Brand Highlights for the Fourth Quarter and Full Year
Coors Light continued its momentum growing low-single digits for the
quarter, outpacing the total category and the Premium Light segment
which lost share in a flat industry. The brand enjoyed its eighth
consecutive year of volume growth and MillerCoors will enter 2013 with a
continued focus on multicultural outreach for Coors Light, including
sponsorship of The Mexican Soccer League, Liga MX and the return of
“Search for the Coldest” in partnership with Ice Cube. Building on the
success of its packaging innovations, MillerCoors will launch the new
Coors Light “World’s Most Refreshing Can” in the second quarter of 2013.
Miller Lite declined mid-single digits for the quarter and low-single
digits for the full year. We will continue to invest in the “It’s Miller
Time” campaign and will launch a new iconic bottle for the on-premise in
mid-2013, following the positive volume impact of the Miller Lite punch
top can in 2012. Miller64 STRs were down low-single digits in the
quarter and high-single digits for the full year. Volume trends on the
brand have improved significantly since it’s re-positioning in the first
quarter of 2012. MillerCoors Premium Light STRs declined low-single
digits in the fourth quarter and for the full year.

※ ※ ※

Questions to answer |
A – Quote the brand highlights word for word between "Brand Highlights for" and "quarter of 2013.", inclusive.
B – Which names appear in quotation marks in the brand highlights? List all of them.

※ ※ ※

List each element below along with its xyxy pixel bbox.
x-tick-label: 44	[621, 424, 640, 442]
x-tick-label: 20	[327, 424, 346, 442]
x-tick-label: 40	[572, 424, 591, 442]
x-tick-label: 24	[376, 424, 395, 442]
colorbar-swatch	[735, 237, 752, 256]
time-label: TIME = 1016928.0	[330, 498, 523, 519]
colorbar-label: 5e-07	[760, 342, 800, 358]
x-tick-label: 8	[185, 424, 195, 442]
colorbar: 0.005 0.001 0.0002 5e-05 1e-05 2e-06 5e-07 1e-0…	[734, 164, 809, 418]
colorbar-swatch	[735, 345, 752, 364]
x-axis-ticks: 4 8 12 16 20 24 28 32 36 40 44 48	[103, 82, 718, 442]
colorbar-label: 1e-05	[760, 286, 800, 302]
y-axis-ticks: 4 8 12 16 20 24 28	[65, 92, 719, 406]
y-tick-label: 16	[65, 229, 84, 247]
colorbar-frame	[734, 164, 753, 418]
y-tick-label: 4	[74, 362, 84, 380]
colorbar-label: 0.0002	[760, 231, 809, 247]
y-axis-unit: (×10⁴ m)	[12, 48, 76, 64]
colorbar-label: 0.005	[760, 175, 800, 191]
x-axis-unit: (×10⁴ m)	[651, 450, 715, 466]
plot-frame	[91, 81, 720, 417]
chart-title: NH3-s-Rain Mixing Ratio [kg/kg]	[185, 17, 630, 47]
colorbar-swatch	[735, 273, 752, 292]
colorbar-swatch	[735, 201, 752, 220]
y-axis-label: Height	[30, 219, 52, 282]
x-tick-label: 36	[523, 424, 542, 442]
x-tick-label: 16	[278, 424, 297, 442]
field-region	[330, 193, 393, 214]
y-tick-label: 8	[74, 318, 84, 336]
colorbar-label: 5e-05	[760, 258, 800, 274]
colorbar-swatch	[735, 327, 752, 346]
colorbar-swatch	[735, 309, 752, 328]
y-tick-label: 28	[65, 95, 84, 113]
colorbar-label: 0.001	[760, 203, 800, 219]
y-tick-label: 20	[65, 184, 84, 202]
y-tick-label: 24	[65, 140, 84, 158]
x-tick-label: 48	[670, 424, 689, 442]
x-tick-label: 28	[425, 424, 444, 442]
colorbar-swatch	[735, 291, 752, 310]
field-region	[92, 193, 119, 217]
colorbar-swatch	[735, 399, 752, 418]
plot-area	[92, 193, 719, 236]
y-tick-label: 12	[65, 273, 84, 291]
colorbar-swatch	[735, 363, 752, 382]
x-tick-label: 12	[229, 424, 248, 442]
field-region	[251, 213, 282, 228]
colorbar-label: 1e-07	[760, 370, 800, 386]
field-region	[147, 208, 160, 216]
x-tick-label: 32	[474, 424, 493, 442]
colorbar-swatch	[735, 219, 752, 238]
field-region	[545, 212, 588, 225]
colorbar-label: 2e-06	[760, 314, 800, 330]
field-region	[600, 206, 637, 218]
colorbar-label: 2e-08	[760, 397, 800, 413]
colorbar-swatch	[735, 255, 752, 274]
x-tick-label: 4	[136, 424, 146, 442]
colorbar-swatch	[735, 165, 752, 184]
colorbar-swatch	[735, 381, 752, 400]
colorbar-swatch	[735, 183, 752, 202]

※ ※ ※

Answers to this exercise |
A –
Brand Highlights for the Fourth Quarter and Full Year
Coors Light continued its momentum growing low-single digits for the
quarter, outpacing the total category and the Premium Light segment
which lost share in a flat industry. The brand enjoyed its eighth
consecutive year of volume growth and MillerCoors will enter 2013 with a
continued focus on multicultural outreach for Coors Light, including
sponsorship of The Mexican Soccer League, Liga MX and the return of
“Search for the Coldest” in partnership with Ice Cube. Building on the
success of its packaging innovations, MillerCoors will launch the new
Coors Light “World’s Most Refreshing Can” in the second quarter of 2013.

B –
- Search for the Coldest
- World's Most Refreshing Can
- It's Miller Time